Aim: Leave out the pictures and restate the rest of the data exactly.

Stored rows:
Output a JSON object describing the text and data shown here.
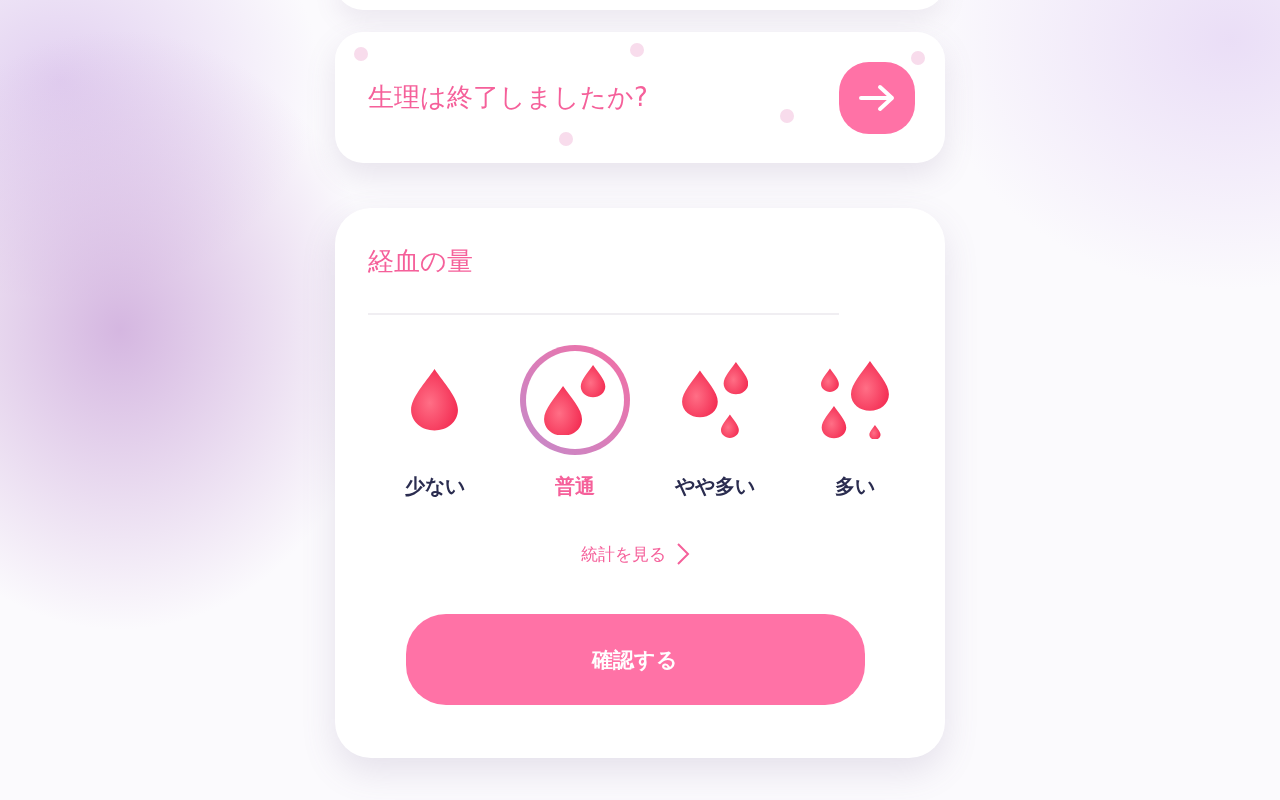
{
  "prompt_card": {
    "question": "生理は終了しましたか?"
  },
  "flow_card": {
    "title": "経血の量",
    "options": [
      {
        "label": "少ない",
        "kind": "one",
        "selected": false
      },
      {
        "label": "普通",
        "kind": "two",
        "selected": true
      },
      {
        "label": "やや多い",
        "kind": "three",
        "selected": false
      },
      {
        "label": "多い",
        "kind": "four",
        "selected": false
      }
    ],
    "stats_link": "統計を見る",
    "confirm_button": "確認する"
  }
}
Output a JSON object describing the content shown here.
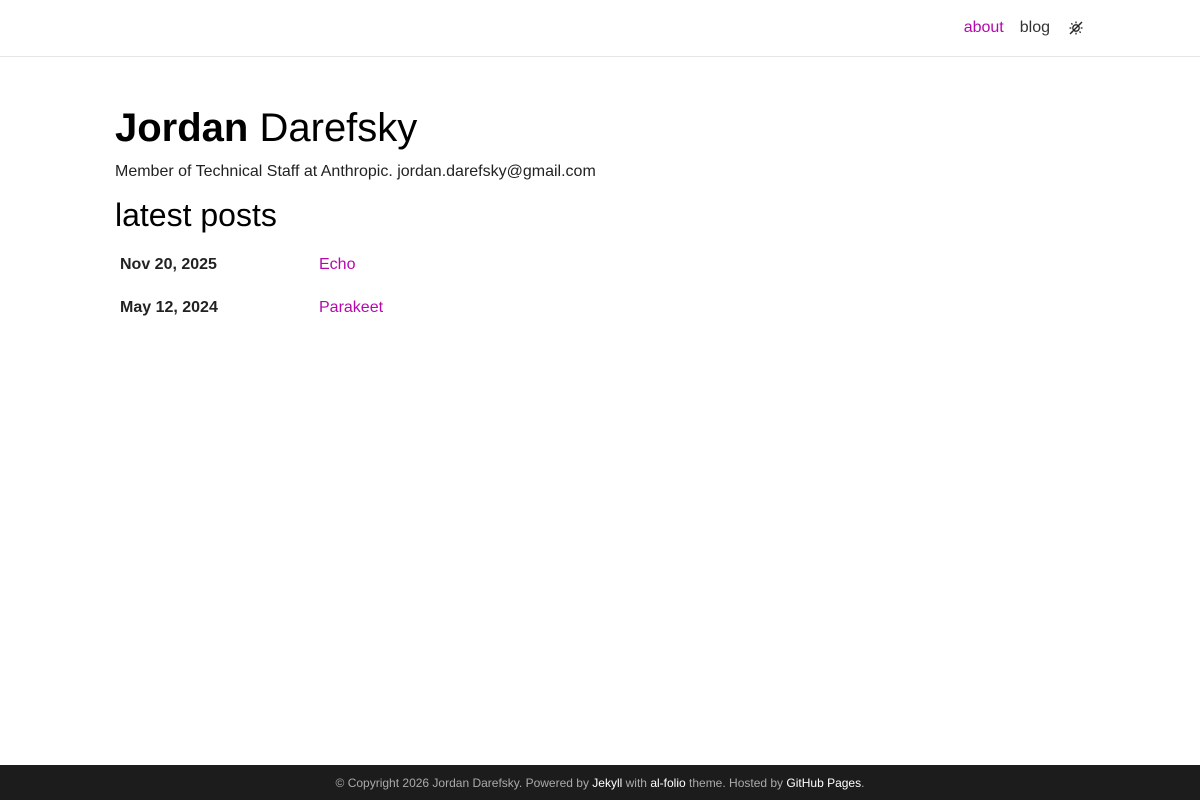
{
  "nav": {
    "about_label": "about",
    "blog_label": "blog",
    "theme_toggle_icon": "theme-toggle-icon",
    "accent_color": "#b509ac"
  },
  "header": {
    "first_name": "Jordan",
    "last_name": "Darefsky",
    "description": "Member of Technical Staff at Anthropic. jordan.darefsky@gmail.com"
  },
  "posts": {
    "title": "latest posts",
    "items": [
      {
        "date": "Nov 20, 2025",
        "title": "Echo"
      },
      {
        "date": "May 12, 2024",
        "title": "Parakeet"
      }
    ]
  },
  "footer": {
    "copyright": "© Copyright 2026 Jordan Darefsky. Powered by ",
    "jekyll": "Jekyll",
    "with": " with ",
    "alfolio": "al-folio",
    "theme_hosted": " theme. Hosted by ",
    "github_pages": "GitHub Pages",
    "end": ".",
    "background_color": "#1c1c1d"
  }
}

Exercise solution:
Output a JSON object describing the text and data shown here.
{
  "prompt_card": {
    "question": "生理は終了しましたか?"
  },
  "flow_card": {
    "title": "経血の量",
    "options": [
      {
        "label": "少ない",
        "kind": "one",
        "selected": false
      },
      {
        "label": "普通",
        "kind": "two",
        "selected": true
      },
      {
        "label": "やや多い",
        "kind": "three",
        "selected": false
      },
      {
        "label": "多い",
        "kind": "four",
        "selected": false
      }
    ],
    "stats_link": "統計を見る",
    "confirm_button": "確認する"
  }
}
Output a JSON object describing the content shown here.
{
  "nav": {
    "about_label": "about",
    "blog_label": "blog",
    "theme_toggle_icon": "theme-toggle-icon",
    "accent_color": "#b509ac"
  },
  "header": {
    "first_name": "Jordan",
    "last_name": "Darefsky",
    "description": "Member of Technical Staff at Anthropic. jordan.darefsky@gmail.com"
  },
  "posts": {
    "title": "latest posts",
    "items": [
      {
        "date": "Nov 20, 2025",
        "title": "Echo"
      },
      {
        "date": "May 12, 2024",
        "title": "Parakeet"
      }
    ]
  },
  "footer": {
    "copyright": "© Copyright 2026 Jordan Darefsky. Powered by ",
    "jekyll": "Jekyll",
    "with": " with ",
    "alfolio": "al-folio",
    "theme_hosted": " theme. Hosted by ",
    "github_pages": "GitHub Pages",
    "end": ".",
    "background_color": "#1c1c1d"
  }
}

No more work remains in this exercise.